* [Written problem]
Count every line of the material that holds the string "text". Respond with the total only.

Start

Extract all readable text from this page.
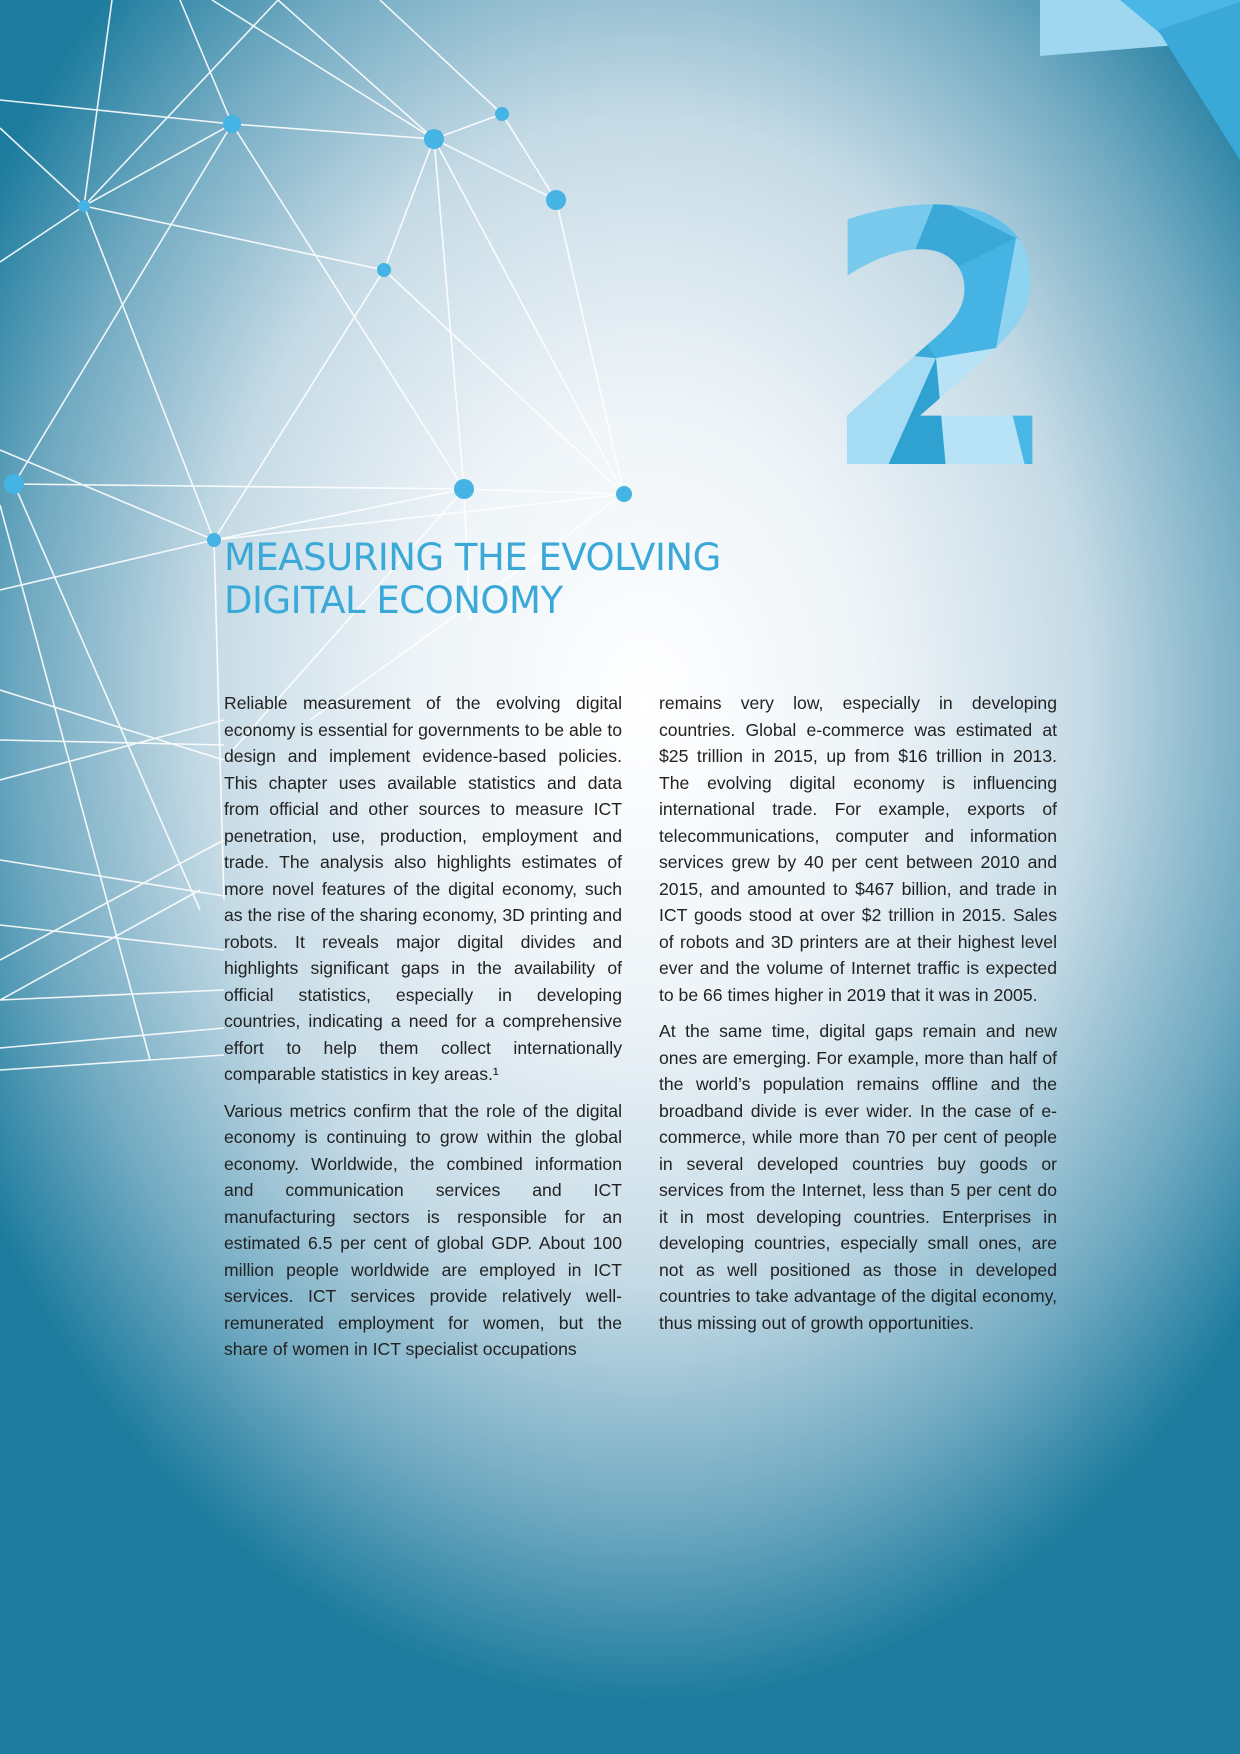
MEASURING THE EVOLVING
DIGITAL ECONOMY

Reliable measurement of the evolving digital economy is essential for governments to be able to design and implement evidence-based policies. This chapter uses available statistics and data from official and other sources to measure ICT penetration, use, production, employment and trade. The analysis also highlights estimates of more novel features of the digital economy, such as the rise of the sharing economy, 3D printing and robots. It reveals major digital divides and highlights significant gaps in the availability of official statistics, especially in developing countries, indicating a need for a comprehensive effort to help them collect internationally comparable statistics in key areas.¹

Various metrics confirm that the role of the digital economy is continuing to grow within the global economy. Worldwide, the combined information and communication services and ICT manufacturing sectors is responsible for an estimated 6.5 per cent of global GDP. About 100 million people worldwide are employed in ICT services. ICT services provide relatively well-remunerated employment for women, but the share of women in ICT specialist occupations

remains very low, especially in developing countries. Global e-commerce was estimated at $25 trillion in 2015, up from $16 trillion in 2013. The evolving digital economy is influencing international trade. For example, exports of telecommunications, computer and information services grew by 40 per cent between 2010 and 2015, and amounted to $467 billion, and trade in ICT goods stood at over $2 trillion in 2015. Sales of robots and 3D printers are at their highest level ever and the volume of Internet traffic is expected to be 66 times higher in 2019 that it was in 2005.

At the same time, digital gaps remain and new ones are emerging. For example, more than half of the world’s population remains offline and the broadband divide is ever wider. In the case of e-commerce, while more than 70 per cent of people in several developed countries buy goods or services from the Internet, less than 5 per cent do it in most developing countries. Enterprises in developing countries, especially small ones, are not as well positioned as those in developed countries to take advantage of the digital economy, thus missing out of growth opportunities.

End
Start

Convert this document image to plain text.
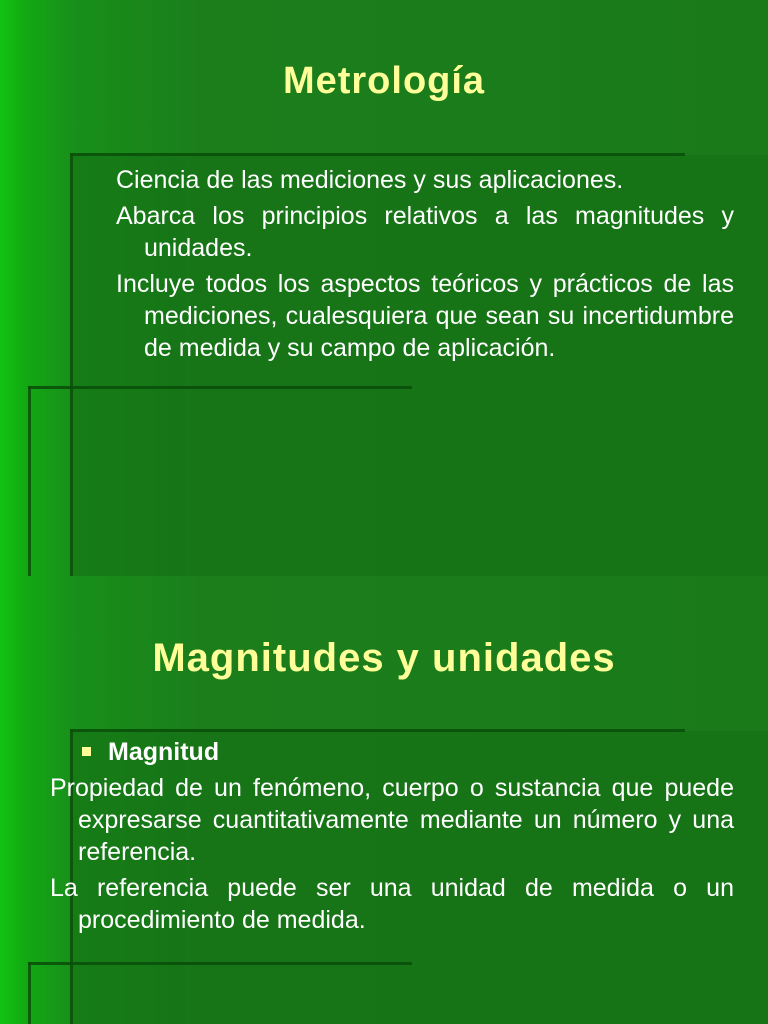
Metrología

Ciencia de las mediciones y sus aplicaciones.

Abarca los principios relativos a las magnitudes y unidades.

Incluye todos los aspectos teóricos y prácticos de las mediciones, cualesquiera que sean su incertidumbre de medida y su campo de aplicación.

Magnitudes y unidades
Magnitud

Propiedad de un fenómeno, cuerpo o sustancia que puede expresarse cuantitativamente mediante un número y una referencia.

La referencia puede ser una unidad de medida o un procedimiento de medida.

End

* [Reply to the exercise]
2